• [Aim]:
Report all lines holding "name".

• [Source material]:

----

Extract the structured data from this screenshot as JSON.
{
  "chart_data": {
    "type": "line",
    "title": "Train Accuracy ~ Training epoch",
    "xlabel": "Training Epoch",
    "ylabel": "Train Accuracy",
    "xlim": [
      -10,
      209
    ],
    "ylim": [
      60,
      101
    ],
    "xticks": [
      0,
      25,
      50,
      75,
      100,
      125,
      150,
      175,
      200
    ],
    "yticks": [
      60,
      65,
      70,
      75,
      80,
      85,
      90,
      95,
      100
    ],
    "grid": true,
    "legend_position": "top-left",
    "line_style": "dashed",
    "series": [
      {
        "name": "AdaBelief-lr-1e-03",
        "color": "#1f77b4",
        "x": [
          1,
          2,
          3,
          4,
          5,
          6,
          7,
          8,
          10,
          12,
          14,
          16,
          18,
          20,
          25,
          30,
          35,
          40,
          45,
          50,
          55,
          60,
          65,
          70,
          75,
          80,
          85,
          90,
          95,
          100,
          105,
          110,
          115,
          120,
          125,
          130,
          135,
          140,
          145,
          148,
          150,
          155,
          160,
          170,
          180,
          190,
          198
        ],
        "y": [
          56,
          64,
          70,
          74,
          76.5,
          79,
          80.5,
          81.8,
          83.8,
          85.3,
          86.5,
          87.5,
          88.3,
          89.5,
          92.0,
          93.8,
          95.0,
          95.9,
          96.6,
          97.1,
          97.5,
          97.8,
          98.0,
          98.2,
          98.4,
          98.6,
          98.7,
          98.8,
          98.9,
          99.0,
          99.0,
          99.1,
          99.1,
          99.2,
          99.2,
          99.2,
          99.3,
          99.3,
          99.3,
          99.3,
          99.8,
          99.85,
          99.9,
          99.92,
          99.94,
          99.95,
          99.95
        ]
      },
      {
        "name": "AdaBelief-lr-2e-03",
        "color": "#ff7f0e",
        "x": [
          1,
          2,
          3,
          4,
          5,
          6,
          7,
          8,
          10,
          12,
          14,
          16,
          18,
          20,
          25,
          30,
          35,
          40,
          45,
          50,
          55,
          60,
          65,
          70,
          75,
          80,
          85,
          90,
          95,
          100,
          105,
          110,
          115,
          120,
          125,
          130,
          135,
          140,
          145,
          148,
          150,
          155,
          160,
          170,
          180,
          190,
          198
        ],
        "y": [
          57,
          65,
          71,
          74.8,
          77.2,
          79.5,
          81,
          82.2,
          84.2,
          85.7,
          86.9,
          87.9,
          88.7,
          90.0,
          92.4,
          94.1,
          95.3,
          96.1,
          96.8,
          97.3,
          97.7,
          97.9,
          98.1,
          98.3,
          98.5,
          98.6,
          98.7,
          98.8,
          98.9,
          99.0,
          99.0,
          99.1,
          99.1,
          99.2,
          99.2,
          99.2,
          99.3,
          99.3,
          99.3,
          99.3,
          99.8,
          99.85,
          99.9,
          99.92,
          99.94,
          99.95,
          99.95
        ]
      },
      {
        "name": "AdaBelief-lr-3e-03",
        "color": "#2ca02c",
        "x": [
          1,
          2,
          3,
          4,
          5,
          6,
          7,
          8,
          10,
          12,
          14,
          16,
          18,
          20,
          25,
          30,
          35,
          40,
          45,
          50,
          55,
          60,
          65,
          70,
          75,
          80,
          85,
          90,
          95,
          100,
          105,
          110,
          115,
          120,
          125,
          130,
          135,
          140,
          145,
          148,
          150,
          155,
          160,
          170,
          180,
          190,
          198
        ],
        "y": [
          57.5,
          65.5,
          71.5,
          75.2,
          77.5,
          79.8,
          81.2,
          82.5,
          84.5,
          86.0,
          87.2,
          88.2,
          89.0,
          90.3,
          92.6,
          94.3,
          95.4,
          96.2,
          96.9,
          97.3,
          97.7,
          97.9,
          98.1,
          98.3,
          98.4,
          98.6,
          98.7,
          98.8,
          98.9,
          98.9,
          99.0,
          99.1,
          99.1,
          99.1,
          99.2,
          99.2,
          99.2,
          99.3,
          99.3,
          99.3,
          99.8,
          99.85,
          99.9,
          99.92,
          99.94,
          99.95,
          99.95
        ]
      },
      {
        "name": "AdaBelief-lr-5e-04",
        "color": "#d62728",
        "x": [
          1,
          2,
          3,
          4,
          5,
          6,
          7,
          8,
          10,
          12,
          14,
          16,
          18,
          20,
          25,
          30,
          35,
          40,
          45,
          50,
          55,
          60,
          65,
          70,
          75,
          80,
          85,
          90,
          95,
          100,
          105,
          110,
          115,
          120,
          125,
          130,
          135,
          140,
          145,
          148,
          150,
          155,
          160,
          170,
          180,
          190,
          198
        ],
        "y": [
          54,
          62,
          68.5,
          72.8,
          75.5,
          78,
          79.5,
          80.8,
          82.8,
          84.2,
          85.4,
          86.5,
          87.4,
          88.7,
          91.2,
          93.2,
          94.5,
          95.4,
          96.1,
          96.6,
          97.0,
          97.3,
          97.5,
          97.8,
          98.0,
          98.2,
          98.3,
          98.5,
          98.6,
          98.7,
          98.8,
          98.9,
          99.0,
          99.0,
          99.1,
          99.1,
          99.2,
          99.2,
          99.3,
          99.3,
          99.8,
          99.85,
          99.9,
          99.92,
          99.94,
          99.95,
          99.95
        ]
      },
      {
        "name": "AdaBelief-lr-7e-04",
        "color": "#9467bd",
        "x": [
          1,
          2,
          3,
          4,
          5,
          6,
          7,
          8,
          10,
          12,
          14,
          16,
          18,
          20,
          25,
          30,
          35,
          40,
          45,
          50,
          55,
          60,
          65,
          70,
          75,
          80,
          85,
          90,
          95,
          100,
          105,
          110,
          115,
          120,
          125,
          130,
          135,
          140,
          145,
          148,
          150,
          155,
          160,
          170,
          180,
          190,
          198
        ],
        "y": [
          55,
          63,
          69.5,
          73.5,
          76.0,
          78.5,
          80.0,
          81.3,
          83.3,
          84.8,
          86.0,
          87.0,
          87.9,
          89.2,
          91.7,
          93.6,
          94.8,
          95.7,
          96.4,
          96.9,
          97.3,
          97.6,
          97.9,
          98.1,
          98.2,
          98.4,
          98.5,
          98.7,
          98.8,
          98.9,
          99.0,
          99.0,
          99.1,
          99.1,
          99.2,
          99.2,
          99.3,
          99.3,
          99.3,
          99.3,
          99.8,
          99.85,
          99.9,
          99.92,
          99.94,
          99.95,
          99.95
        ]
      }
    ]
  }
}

----

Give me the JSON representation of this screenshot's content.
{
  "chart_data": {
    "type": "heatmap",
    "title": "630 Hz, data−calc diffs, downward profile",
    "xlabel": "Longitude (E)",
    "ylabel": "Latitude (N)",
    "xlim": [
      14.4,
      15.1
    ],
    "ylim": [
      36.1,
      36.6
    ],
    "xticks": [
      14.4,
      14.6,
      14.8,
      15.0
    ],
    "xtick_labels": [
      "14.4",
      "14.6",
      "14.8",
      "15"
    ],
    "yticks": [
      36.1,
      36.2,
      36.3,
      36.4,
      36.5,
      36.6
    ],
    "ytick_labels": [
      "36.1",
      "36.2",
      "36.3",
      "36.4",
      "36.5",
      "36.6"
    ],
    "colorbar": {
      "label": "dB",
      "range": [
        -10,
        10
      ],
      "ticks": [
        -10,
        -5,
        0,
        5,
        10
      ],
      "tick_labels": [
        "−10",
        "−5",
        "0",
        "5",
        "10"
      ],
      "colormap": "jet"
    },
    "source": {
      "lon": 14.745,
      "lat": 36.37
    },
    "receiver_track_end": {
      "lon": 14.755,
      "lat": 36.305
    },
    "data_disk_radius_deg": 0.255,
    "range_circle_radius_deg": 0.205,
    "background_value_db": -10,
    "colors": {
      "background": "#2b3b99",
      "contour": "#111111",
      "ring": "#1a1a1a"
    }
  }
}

----

• [Answer to the exercise]:
        "name": "AdaBelief-lr-1e-03",
        "name": "AdaBelief-lr-2e-03",
        "name": "AdaBelief-lr-3e-03",
        "name": "AdaBelief-lr-5e-04",
        "name": "AdaBelief-lr-7e-04",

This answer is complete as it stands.